====== LISTED RECORDS

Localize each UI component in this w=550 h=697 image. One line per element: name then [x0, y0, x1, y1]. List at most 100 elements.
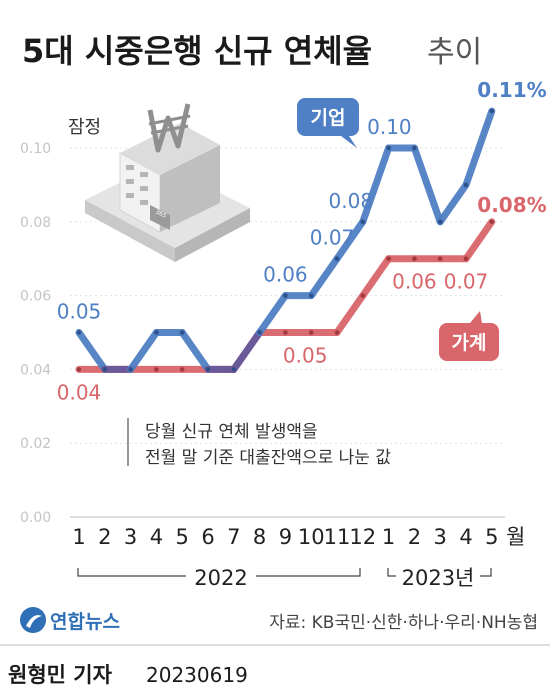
data-label-household: 0.04	[57, 380, 102, 404]
year-bracket-2023: 2023년	[387, 563, 492, 590]
y-tick-label: 0.10	[20, 141, 51, 157]
x-tick-label: 6	[201, 525, 214, 549]
y-tick-label: 0.06	[20, 289, 51, 305]
x-tick-label: 5	[176, 525, 189, 549]
legend-corporate: 기업	[297, 98, 359, 148]
y-tick-label: 0.00	[20, 510, 51, 526]
legend-household-bubble	[439, 311, 499, 361]
series-corporate-segment	[462, 107, 496, 189]
legend-household: 가계	[439, 311, 499, 361]
year-label-2022: 2022	[194, 566, 247, 590]
series-corporate-point	[180, 330, 185, 335]
series-household-point	[76, 367, 82, 372]
y-axis-ticks: 0.00 0.02 0.04 0.06 0.08 0.10	[20, 141, 51, 526]
data-label-household: 0.07	[444, 270, 489, 294]
x-tick-label: 2	[408, 525, 421, 549]
series-household-point	[283, 330, 288, 335]
series-points	[76, 108, 494, 372]
svg-text:365: 365	[154, 208, 168, 219]
data-label-household: 0.06	[392, 270, 437, 294]
series-corporate-point	[412, 145, 417, 151]
series-household-segment	[333, 292, 367, 336]
series-corporate-segment	[127, 329, 160, 373]
series-corporate-point	[128, 367, 133, 372]
series-corporate-segment	[307, 255, 341, 300]
data-label-corporate: 0.07	[310, 226, 355, 250]
y-tick-label: 0.04	[20, 362, 51, 378]
x-tick-label: 12	[349, 525, 376, 549]
series-corporate-segment	[359, 144, 393, 226]
chart-title-suffix: 추이	[427, 35, 482, 70]
series-corporate-point	[283, 293, 288, 298]
series-corporate-segment	[410, 144, 444, 226]
data-label-corporate: 0.06	[263, 263, 308, 287]
series-corporate-point	[360, 219, 365, 224]
byline: 원형민 기자	[8, 663, 113, 687]
grid	[70, 147, 505, 518]
series-household-point	[386, 256, 391, 261]
series-corporate-point	[334, 256, 340, 261]
note-line-1: 당월 신규 연체 발생액을	[145, 422, 318, 442]
year-bracket-2022: 2022	[77, 563, 361, 590]
series-household-segment	[359, 255, 393, 300]
series-corporate-segment	[436, 181, 470, 226]
x-axis-unit: 월	[506, 525, 525, 549]
series-corporate-point	[309, 293, 314, 298]
series-corporate-point	[231, 367, 236, 372]
series-household-point	[360, 293, 365, 298]
x-tick-label: 10	[298, 525, 325, 549]
source-note: 자료: KB국민·신한·하나·우리·NH농협	[269, 613, 538, 633]
x-tick-label: 3	[124, 525, 137, 549]
series-corporate-point	[489, 108, 494, 114]
x-tick-label: 3	[434, 525, 447, 549]
series-household-point	[334, 330, 340, 335]
y-tick-label: 0.08	[20, 215, 51, 231]
yonhap-logo: 연합뉴스	[20, 607, 120, 633]
series-corporate-point	[102, 367, 108, 372]
series-corporate-point	[386, 145, 391, 151]
series-corporate-segment	[178, 329, 212, 373]
yonhap-logo-text: 연합뉴스	[50, 611, 120, 633]
x-tick-label: 4	[459, 525, 472, 549]
series-corporate-segment	[333, 218, 367, 263]
series-household-point	[412, 256, 417, 261]
series-corporate-point	[257, 330, 262, 335]
data-label-household: 0.08%	[477, 193, 546, 217]
series-household-point	[463, 256, 469, 261]
x-tick-label: 2	[98, 525, 111, 549]
bank-building-icon: 365	[85, 103, 250, 262]
x-tick-label: 9	[279, 525, 292, 549]
data-label-corporate: 0.11%	[477, 78, 546, 102]
series-corporate-point	[438, 219, 443, 224]
legend-corporate-label: 기업	[311, 107, 346, 129]
provisional-label: 잠정	[68, 117, 101, 138]
x-tick-label: 11	[324, 525, 351, 549]
series-household-point	[438, 256, 443, 261]
series-household-point	[309, 330, 314, 335]
note-line-2: 전월 말 기준 대출잔액으로 나눈 값	[145, 448, 391, 468]
x-tick-label: 8	[253, 525, 266, 549]
data-labels: 0.050.060.070.080.100.11%0.040.050.06 0.0…	[57, 78, 547, 404]
data-label-corporate: 0.05	[57, 300, 102, 324]
x-axis-labels: 1 2 3 4 5 6 7 8 9 10 11 12 1 2 3 4 5	[72, 525, 498, 549]
x-tick-label: 5	[485, 525, 498, 549]
series-household-point	[489, 219, 494, 224]
series-corporate-segment	[230, 329, 264, 373]
y-tick-label: 0.02	[20, 436, 51, 452]
data-label-corporate: 0.10	[367, 115, 412, 139]
x-tick-label: 4	[150, 525, 163, 549]
series-corporate-point	[205, 367, 211, 372]
data-label-household: 0.05	[283, 344, 328, 368]
series-corporate-segment	[256, 292, 289, 336]
legend-household-label: 가계	[452, 332, 487, 354]
data-label-corporate: 0.08	[329, 189, 374, 213]
chart-title: 5대 시중은행 신규 연체율	[22, 32, 372, 70]
series-household-segment	[462, 218, 496, 263]
chart-note: 당월 신규 연체 발생액을 전월 말 기준 대출잔액으로 나눈 값	[127, 418, 391, 468]
year-label-2023: 2023년	[402, 566, 475, 590]
series-lines	[75, 107, 496, 373]
series-household-point	[154, 367, 159, 372]
x-tick-label: 1	[382, 525, 395, 549]
x-tick-label: 7	[227, 525, 240, 549]
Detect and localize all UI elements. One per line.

============

» **EXERCISE GOAL**: Update all of the data above by replacing "series-corporate-point" with "series-business-point" throughout, keeping everything else unchanged. Leave the picture out of your answer.

» **REPLY**:
Localize each UI component in this w=550 h=697 image. One line per element: name then [x0, y0, x1, y1]. List at most 100 elements.
data-label-household: 0.04	[57, 380, 102, 404]
year-bracket-2023: 2023년	[387, 563, 492, 590]
y-tick-label: 0.10	[20, 141, 51, 157]
x-tick-label: 6	[201, 525, 214, 549]
y-tick-label: 0.06	[20, 289, 51, 305]
x-tick-label: 5	[176, 525, 189, 549]
legend-corporate: 기업	[297, 98, 359, 148]
y-tick-label: 0.00	[20, 510, 51, 526]
legend-household-bubble	[439, 311, 499, 361]
series-corporate-segment	[462, 107, 496, 189]
legend-household: 가계	[439, 311, 499, 361]
year-label-2022: 2022	[194, 566, 247, 590]
series-business-point	[180, 330, 185, 335]
series-household-point	[76, 367, 82, 372]
y-axis-ticks: 0.00 0.02 0.04 0.06 0.08 0.10	[20, 141, 51, 526]
data-label-household: 0.07	[444, 270, 489, 294]
x-tick-label: 2	[408, 525, 421, 549]
series-household-point	[283, 330, 288, 335]
series-points	[76, 108, 494, 372]
svg-text:365: 365	[154, 208, 168, 219]
data-label-household: 0.06	[392, 270, 437, 294]
series-business-point	[412, 145, 417, 151]
series-household-segment	[333, 292, 367, 336]
series-corporate-segment	[127, 329, 160, 373]
series-business-point	[128, 367, 133, 372]
series-corporate-segment	[307, 255, 341, 300]
data-label-corporate: 0.07	[310, 226, 355, 250]
y-tick-label: 0.04	[20, 362, 51, 378]
x-tick-label: 12	[349, 525, 376, 549]
series-corporate-segment	[359, 144, 393, 226]
chart-title-suffix: 추이	[427, 35, 482, 70]
series-business-point	[283, 293, 288, 298]
series-corporate-segment	[410, 144, 444, 226]
data-label-corporate: 0.06	[263, 263, 308, 287]
series-business-point	[360, 219, 365, 224]
byline: 원형민 기자	[8, 663, 113, 687]
grid	[70, 147, 505, 518]
series-household-point	[386, 256, 391, 261]
series-business-point	[334, 256, 340, 261]
note-line-1: 당월 신규 연체 발생액을	[145, 422, 318, 442]
year-bracket-2022: 2022	[77, 563, 361, 590]
series-household-segment	[359, 255, 393, 300]
series-corporate-segment	[436, 181, 470, 226]
x-axis-unit: 월	[506, 525, 525, 549]
series-business-point	[309, 293, 314, 298]
series-business-point	[231, 367, 236, 372]
series-household-point	[360, 293, 365, 298]
x-tick-label: 10	[298, 525, 325, 549]
source-note: 자료: KB국민·신한·하나·우리·NH농협	[269, 613, 538, 633]
x-tick-label: 3	[124, 525, 137, 549]
series-business-point	[489, 108, 494, 114]
x-tick-label: 3	[434, 525, 447, 549]
series-household-point	[334, 330, 340, 335]
y-tick-label: 0.08	[20, 215, 51, 231]
yonhap-logo: 연합뉴스	[20, 607, 120, 633]
series-business-point	[102, 367, 108, 372]
series-business-point	[386, 145, 391, 151]
series-corporate-segment	[178, 329, 212, 373]
yonhap-logo-text: 연합뉴스	[50, 611, 120, 633]
x-tick-label: 4	[459, 525, 472, 549]
series-corporate-segment	[333, 218, 367, 263]
series-household-point	[412, 256, 417, 261]
series-business-point	[257, 330, 262, 335]
data-label-household: 0.08%	[477, 193, 546, 217]
series-household-point	[463, 256, 469, 261]
x-tick-label: 2	[98, 525, 111, 549]
bank-building-icon: 365	[85, 103, 250, 262]
x-tick-label: 9	[279, 525, 292, 549]
data-label-corporate: 0.11%	[477, 78, 546, 102]
series-business-point	[438, 219, 443, 224]
legend-corporate-label: 기업	[311, 107, 346, 129]
provisional-label: 잠정	[68, 117, 101, 138]
x-tick-label: 11	[324, 525, 351, 549]
series-household-point	[438, 256, 443, 261]
series-household-point	[309, 330, 314, 335]
note-line-2: 전월 말 기준 대출잔액으로 나눈 값	[145, 448, 391, 468]
x-tick-label: 8	[253, 525, 266, 549]
data-labels: 0.050.060.070.080.100.11%0.040.050.06 0.0…	[57, 78, 547, 404]
data-label-corporate: 0.05	[57, 300, 102, 324]
x-axis-labels: 1 2 3 4 5 6 7 8 9 10 11 12 1 2 3 4 5	[72, 525, 498, 549]
x-tick-label: 5	[485, 525, 498, 549]
series-household-point	[489, 219, 494, 224]
series-corporate-segment	[230, 329, 264, 373]
y-tick-label: 0.02	[20, 436, 51, 452]
data-label-corporate: 0.10	[367, 115, 412, 139]
x-tick-label: 4	[150, 525, 163, 549]
series-business-point	[205, 367, 211, 372]
data-label-household: 0.05	[283, 344, 328, 368]
series-corporate-segment	[256, 292, 289, 336]
legend-household-label: 가계	[452, 332, 487, 354]
data-label-corporate: 0.08	[329, 189, 374, 213]
chart-title: 5대 시중은행 신규 연체율	[22, 32, 372, 70]
series-household-segment	[462, 218, 496, 263]
chart-note: 당월 신규 연체 발생액을 전월 말 기준 대출잔액으로 나눈 값	[127, 418, 391, 468]
year-label-2023: 2023년	[402, 566, 475, 590]
series-lines	[75, 107, 496, 373]
series-household-point	[154, 367, 159, 372]
x-tick-label: 1	[382, 525, 395, 549]
x-tick-label: 7	[227, 525, 240, 549]
Detect and localize all UI elements. One per line.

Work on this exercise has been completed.